**Input records:**
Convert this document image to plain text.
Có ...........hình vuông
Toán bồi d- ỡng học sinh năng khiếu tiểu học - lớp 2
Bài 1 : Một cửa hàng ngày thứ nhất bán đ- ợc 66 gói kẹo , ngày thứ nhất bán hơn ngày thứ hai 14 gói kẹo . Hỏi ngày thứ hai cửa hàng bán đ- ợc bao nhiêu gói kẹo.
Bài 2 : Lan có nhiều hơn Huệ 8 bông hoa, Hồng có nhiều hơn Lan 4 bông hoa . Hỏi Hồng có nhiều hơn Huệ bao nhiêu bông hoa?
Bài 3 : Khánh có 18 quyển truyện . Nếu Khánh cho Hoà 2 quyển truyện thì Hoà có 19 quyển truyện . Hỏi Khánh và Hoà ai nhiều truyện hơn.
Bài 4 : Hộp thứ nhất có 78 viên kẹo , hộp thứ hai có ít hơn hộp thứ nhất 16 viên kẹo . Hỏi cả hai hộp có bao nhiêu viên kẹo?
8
* * *
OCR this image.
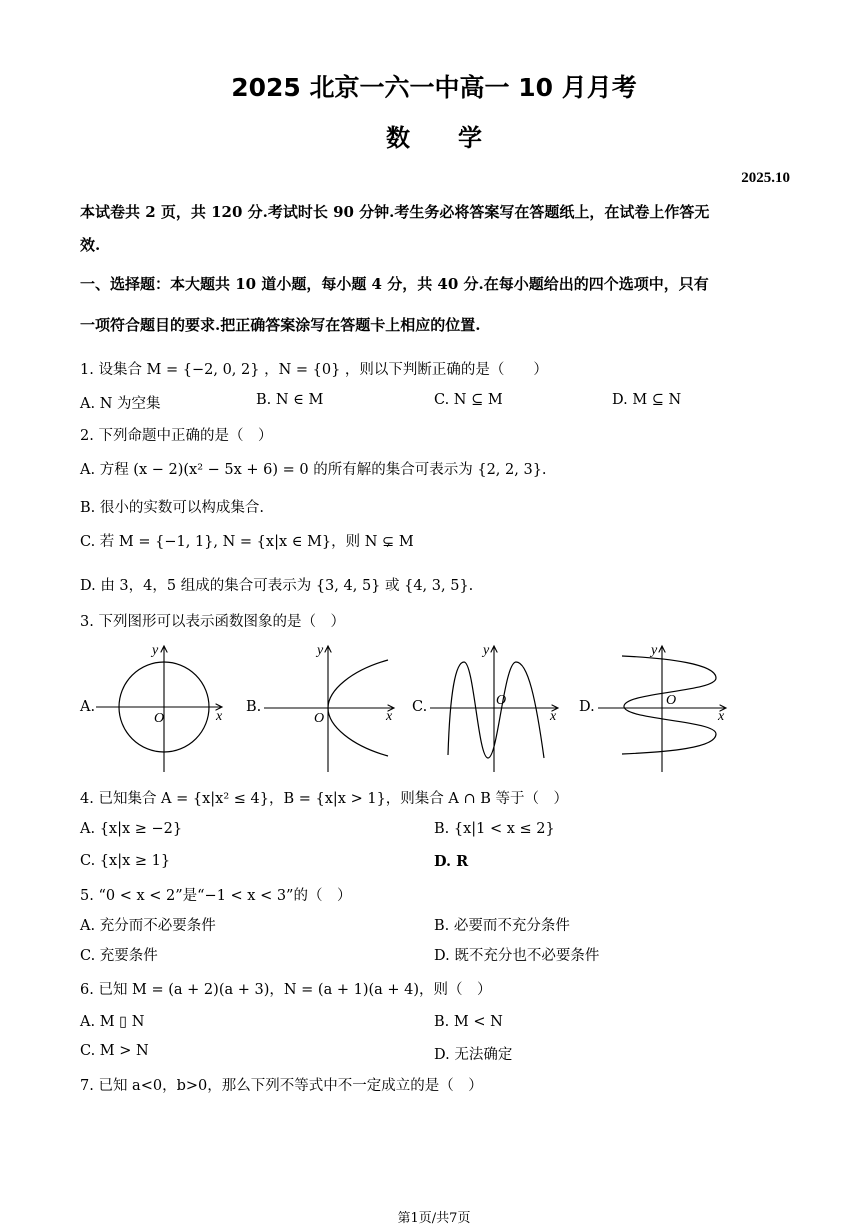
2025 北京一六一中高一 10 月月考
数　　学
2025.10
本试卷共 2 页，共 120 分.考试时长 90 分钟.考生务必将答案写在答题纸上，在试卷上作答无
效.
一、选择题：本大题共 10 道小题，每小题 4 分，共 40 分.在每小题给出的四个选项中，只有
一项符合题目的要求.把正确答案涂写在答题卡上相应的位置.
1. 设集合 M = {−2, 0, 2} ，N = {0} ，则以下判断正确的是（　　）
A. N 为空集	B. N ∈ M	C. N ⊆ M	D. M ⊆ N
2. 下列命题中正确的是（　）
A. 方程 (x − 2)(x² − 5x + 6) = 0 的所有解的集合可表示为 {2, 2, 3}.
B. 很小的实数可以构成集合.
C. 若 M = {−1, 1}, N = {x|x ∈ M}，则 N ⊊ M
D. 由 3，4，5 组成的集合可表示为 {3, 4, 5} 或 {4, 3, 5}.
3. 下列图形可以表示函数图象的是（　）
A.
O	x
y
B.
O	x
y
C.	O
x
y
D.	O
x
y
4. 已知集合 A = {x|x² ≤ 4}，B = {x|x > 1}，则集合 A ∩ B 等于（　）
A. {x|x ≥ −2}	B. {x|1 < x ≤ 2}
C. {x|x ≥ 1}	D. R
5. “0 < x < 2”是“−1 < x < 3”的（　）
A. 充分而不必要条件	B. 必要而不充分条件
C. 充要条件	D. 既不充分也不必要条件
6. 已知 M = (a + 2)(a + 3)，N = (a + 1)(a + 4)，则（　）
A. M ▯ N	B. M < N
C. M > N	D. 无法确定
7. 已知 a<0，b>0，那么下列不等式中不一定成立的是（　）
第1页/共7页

**Objective:** Going through the data, tally the lines containing "nhiêu" and report only the result.

**Result of the exercise:** 3